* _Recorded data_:

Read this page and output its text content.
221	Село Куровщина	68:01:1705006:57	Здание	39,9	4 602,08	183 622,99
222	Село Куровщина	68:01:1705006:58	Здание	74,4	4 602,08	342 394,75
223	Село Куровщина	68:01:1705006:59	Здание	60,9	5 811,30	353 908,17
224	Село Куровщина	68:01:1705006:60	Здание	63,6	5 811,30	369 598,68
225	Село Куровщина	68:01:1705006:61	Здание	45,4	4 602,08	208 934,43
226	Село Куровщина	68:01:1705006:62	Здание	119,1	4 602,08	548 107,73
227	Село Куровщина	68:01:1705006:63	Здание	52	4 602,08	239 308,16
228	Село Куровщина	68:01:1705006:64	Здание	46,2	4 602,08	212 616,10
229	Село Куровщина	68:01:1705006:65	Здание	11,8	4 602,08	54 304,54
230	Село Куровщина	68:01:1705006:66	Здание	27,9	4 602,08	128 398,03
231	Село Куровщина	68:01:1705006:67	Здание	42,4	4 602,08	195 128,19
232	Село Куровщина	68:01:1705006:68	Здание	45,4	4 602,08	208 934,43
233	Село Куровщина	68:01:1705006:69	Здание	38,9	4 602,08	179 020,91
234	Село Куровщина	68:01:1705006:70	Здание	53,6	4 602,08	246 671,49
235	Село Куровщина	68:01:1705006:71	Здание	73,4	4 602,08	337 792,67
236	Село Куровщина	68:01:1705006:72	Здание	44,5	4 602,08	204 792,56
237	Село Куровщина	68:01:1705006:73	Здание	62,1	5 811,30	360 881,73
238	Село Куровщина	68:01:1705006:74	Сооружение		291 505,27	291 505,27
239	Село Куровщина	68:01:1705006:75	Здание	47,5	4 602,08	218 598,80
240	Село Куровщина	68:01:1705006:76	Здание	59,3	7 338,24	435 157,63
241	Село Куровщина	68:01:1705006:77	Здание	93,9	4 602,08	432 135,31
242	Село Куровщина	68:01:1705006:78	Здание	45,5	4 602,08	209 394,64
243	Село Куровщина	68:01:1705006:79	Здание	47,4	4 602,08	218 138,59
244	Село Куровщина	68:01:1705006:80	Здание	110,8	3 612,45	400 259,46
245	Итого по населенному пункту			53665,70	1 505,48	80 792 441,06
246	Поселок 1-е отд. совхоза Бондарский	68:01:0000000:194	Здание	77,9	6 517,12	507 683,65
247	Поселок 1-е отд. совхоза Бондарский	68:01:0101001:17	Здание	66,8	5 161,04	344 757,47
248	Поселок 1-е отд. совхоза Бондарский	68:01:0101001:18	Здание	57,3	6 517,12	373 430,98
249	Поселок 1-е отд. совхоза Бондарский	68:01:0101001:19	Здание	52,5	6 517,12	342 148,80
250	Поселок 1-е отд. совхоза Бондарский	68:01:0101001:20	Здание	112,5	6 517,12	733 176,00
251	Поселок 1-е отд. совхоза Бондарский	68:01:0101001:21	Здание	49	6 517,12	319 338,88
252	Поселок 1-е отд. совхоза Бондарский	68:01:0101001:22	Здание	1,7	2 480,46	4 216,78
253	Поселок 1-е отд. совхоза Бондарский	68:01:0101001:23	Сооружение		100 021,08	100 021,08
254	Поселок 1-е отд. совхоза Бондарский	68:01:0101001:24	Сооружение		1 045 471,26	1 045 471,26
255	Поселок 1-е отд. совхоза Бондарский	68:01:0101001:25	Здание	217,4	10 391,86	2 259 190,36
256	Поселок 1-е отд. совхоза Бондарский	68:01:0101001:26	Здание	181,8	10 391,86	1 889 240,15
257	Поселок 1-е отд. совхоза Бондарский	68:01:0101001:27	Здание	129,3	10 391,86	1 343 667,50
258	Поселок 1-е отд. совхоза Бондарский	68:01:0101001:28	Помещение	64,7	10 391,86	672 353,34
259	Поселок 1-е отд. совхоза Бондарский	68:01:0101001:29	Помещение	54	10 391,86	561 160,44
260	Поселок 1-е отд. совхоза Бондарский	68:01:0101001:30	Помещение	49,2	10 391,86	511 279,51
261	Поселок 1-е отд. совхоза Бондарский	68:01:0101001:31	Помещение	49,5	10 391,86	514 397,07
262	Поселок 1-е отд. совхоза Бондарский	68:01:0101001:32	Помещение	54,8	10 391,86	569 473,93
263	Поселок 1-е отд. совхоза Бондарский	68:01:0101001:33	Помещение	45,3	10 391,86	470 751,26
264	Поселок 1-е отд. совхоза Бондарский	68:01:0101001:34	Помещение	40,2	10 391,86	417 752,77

* _Goal_: Copy out each line of the records where the string "Помещение" appears.

* _Answer to this problem_:
258	Поселок 1-е отд. совхоза Бондарский	68:01:0101001:28	Помещение	64,7	10 391,86	672 353,34
259	Поселок 1-е отд. совхоза Бондарский	68:01:0101001:29	Помещение	54	10 391,86	561 160,44
260	Поселок 1-е отд. совхоза Бондарский	68:01:0101001:30	Помещение	49,2	10 391,86	511 279,51
261	Поселок 1-е отд. совхоза Бондарский	68:01:0101001:31	Помещение	49,5	10 391,86	514 397,07
262	Поселок 1-е отд. совхоза Бондарский	68:01:0101001:32	Помещение	54,8	10 391,86	569 473,93
263	Поселок 1-е отд. совхоза Бондарский	68:01:0101001:33	Помещение	45,3	10 391,86	470 751,26
264	Поселок 1-е отд. совхоза Бондарский	68:01:0101001:34	Помещение	40,2	10 391,86	417 752,77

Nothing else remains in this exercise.